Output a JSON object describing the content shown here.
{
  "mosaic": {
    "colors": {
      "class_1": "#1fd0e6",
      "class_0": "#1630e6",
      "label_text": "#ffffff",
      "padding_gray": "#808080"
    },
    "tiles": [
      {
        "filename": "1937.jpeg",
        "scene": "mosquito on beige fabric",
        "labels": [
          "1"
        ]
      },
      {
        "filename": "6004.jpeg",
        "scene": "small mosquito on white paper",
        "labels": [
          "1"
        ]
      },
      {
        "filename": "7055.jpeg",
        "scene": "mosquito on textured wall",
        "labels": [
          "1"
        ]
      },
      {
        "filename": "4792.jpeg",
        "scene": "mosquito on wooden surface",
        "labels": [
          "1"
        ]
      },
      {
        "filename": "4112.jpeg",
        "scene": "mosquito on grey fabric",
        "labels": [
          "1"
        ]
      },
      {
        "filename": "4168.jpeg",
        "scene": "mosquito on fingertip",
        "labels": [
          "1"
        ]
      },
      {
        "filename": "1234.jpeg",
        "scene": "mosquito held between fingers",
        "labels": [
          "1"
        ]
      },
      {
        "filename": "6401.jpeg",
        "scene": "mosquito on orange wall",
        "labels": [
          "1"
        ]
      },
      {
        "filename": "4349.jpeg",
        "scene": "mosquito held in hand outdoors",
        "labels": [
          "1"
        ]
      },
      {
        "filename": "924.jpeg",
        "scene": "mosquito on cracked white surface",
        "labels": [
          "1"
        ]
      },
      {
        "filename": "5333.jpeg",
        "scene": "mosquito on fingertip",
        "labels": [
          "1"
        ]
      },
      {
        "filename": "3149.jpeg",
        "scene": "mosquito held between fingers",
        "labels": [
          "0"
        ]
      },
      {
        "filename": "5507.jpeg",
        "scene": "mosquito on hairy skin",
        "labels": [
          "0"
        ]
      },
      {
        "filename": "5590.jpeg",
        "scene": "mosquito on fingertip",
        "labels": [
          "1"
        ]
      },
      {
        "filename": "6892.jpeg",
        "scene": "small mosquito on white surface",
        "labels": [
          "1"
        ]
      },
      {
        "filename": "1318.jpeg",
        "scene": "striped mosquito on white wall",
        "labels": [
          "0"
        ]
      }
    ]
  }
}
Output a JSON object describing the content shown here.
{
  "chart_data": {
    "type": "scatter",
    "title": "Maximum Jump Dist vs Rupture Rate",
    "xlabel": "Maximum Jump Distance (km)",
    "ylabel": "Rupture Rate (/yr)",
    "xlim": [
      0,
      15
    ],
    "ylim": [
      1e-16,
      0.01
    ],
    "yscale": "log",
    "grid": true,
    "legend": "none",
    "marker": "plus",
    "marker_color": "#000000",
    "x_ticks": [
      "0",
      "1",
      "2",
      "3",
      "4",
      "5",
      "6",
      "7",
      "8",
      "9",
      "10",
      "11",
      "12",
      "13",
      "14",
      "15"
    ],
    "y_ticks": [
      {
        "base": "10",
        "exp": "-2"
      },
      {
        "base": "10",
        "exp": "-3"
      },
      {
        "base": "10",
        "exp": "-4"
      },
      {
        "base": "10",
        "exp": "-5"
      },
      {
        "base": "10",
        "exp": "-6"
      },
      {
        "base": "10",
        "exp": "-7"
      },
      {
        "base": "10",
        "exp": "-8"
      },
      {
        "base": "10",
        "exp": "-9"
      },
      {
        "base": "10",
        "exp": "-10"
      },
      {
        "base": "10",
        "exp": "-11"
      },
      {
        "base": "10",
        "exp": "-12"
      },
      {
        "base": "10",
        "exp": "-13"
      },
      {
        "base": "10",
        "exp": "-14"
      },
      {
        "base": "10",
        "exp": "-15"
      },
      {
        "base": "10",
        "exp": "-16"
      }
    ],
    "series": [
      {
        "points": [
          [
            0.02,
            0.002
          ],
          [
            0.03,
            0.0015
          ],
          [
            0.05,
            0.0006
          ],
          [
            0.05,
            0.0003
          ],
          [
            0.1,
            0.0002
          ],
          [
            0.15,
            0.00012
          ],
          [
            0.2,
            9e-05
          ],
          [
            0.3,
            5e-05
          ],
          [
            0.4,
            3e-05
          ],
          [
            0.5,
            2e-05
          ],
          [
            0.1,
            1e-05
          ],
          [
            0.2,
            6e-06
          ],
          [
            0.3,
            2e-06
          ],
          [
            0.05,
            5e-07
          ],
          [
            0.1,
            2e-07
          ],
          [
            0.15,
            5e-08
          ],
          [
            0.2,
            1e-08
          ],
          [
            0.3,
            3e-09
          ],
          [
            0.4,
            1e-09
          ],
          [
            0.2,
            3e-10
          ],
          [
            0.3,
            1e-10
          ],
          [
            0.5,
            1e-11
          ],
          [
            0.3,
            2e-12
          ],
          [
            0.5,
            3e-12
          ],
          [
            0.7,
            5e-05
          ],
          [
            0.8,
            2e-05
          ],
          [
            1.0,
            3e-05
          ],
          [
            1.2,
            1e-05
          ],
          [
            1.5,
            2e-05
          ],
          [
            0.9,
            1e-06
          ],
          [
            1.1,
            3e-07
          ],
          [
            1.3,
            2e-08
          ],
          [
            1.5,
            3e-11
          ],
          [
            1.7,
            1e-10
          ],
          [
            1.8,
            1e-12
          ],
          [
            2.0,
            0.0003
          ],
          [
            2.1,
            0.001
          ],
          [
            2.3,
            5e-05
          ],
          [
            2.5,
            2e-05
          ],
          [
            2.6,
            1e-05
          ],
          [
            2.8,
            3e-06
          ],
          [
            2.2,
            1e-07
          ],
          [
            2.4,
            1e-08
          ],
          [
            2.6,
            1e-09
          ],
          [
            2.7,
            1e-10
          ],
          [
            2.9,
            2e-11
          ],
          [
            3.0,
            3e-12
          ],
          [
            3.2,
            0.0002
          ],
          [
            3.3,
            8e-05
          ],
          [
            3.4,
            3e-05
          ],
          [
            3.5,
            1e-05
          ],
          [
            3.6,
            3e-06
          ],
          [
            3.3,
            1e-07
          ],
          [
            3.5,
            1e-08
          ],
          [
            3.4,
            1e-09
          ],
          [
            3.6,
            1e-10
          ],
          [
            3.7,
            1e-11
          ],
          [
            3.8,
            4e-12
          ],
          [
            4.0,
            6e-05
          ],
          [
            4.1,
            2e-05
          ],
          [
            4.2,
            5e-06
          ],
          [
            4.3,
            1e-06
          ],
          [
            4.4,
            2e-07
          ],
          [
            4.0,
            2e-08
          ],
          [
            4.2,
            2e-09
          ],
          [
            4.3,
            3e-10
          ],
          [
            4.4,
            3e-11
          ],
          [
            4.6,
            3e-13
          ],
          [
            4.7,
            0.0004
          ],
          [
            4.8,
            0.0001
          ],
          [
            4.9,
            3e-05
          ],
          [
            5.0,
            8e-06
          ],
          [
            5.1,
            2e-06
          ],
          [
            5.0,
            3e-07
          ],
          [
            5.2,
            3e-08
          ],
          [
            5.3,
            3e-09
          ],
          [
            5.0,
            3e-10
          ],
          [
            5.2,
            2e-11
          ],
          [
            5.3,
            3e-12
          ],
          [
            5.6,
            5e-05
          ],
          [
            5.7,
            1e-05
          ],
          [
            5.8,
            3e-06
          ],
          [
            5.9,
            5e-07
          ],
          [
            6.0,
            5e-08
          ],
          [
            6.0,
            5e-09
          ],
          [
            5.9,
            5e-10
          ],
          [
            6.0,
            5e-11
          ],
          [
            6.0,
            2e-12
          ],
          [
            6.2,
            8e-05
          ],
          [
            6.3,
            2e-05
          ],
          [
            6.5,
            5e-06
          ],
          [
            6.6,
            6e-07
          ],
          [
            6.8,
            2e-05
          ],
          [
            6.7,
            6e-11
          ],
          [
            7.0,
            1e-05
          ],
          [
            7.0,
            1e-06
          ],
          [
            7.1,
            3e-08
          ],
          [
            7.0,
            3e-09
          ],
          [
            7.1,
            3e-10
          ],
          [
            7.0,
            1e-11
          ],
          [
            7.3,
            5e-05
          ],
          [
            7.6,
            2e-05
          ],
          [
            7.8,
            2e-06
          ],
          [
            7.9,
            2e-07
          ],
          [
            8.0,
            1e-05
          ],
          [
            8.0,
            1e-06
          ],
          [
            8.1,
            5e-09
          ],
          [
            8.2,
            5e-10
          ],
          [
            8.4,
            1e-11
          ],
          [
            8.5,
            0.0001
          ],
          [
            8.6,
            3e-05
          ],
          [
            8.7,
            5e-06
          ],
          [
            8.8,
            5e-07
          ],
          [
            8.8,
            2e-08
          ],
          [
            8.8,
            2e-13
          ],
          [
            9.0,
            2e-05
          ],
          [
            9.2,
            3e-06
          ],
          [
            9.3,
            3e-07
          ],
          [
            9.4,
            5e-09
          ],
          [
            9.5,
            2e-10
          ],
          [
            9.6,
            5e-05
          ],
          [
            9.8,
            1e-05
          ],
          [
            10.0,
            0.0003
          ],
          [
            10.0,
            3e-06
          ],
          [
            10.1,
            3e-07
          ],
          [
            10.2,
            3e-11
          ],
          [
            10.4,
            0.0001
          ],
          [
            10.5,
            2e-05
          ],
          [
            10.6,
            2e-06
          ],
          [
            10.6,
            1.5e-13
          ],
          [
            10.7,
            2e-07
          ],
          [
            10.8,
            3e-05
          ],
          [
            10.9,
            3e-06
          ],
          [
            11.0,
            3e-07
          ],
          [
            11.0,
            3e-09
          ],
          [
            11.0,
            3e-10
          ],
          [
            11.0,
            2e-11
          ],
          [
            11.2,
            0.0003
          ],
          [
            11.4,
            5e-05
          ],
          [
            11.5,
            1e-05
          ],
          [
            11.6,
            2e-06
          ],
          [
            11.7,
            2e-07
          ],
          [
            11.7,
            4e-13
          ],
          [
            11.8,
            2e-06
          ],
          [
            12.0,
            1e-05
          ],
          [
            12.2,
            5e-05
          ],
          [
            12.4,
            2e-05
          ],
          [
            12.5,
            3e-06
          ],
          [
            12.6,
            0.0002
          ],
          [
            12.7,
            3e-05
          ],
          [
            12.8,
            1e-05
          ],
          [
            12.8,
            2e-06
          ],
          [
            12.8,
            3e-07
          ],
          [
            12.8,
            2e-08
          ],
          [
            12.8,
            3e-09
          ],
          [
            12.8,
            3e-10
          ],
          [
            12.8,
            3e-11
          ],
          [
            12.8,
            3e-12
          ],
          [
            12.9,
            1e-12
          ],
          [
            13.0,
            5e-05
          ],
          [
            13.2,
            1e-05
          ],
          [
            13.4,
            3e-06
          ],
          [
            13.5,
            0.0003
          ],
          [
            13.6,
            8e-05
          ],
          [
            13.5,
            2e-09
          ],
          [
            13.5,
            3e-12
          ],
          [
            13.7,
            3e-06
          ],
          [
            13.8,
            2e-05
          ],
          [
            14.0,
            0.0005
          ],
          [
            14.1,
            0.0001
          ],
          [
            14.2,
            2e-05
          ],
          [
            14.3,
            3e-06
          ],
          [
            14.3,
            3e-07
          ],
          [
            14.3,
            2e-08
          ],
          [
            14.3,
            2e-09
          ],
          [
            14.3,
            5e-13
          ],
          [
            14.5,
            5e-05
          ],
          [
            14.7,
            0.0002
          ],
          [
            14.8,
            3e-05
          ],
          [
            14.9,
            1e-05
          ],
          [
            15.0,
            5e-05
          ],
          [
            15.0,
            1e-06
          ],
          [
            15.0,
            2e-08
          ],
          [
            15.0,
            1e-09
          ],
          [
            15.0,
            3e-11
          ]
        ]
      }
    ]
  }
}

.....

**TASK DIRECTIONS:** State how many lines in the entries above include the word "white"; reply with the number alone.

**EXERCISE RESPONSE:** 4